[Collected data]
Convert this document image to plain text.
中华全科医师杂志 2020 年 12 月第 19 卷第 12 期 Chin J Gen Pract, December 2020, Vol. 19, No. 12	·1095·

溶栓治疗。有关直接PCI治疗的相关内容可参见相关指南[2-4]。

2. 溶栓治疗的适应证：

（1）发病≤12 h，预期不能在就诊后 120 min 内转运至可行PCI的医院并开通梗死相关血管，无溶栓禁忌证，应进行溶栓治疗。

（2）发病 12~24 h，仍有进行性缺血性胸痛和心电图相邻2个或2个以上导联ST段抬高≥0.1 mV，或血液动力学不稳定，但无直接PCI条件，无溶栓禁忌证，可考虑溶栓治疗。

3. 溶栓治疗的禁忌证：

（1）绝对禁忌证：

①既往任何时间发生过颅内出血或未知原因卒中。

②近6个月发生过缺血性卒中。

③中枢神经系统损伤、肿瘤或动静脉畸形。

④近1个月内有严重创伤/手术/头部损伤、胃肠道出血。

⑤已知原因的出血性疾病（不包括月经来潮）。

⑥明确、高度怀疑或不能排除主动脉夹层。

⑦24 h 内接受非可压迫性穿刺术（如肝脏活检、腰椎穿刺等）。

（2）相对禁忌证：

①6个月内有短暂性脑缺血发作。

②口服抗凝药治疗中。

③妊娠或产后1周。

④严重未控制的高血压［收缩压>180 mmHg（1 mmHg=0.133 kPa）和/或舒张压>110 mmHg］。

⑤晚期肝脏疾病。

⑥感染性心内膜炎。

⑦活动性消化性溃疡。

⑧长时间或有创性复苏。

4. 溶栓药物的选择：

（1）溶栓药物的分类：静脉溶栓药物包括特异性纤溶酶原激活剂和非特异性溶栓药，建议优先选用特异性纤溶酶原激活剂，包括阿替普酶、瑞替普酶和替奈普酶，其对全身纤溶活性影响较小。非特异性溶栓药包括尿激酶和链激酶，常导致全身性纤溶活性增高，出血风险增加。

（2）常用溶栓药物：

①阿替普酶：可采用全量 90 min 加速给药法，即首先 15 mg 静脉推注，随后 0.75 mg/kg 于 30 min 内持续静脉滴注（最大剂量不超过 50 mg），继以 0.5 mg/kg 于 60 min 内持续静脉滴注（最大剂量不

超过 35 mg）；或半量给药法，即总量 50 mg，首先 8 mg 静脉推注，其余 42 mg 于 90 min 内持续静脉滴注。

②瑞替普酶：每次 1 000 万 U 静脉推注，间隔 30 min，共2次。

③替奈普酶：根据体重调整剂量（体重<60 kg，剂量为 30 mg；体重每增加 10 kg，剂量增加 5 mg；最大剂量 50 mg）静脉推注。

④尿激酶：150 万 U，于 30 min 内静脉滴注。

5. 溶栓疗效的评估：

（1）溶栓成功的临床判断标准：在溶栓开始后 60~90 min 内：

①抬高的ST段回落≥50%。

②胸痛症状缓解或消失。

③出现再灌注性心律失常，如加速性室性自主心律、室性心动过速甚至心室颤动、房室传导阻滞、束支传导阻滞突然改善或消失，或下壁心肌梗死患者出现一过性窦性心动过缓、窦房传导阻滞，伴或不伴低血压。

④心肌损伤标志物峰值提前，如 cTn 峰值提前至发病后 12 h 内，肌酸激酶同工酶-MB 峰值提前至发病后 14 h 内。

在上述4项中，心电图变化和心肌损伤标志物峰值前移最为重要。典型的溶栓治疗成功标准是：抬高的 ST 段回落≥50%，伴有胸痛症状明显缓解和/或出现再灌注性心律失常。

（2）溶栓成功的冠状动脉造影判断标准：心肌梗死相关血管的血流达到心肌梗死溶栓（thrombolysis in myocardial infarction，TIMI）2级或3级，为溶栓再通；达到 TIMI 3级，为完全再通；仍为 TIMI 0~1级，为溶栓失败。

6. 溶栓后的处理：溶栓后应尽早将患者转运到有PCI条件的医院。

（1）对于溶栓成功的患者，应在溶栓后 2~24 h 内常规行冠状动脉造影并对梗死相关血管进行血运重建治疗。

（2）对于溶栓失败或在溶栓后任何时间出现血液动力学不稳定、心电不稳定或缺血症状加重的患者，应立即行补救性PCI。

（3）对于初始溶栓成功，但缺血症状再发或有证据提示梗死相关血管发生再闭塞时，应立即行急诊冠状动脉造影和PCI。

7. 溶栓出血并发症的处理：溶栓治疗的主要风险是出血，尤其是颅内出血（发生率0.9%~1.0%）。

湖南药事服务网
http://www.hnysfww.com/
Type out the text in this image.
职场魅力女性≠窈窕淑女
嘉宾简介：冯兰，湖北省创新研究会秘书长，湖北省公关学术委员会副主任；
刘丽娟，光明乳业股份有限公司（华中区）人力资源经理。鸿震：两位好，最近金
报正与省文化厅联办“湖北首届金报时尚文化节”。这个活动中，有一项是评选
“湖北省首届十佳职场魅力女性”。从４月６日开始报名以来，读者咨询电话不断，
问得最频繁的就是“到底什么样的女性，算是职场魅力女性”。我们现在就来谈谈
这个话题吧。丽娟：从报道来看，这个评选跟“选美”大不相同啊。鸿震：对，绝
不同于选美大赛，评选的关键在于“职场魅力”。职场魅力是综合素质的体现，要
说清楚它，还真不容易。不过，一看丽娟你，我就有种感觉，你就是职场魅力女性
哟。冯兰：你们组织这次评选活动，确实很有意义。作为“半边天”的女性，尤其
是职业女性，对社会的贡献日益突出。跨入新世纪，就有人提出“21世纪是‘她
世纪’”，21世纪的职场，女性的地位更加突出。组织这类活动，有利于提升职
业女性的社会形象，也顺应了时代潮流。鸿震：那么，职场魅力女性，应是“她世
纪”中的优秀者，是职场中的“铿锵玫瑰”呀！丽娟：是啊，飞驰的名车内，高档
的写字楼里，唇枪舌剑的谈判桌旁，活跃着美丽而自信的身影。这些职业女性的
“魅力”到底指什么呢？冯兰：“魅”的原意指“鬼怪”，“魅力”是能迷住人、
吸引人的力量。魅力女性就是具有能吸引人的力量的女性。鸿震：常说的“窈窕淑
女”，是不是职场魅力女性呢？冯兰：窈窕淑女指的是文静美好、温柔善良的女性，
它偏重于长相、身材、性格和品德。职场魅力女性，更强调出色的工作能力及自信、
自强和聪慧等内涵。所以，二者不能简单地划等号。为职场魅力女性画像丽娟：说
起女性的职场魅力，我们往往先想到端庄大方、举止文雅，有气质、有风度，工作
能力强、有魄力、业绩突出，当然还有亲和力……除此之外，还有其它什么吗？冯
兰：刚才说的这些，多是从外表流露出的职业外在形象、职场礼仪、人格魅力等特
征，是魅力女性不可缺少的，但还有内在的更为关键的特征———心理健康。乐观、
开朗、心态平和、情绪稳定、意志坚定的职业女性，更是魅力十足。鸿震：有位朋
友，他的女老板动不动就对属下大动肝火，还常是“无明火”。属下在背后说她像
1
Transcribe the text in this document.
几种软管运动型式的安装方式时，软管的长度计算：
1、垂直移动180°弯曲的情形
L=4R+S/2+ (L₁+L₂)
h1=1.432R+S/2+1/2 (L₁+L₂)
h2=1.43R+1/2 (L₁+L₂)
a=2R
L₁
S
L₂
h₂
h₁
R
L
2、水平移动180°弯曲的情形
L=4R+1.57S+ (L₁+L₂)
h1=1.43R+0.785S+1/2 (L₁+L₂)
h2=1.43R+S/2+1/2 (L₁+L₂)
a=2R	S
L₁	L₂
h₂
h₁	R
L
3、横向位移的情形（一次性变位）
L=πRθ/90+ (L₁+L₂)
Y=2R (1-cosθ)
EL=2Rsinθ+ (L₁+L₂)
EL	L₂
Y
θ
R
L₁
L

(Stated goal)
Among the records above, how many lines carry the string "document"? Reply with the number alone.

(Answer to the exercise)
2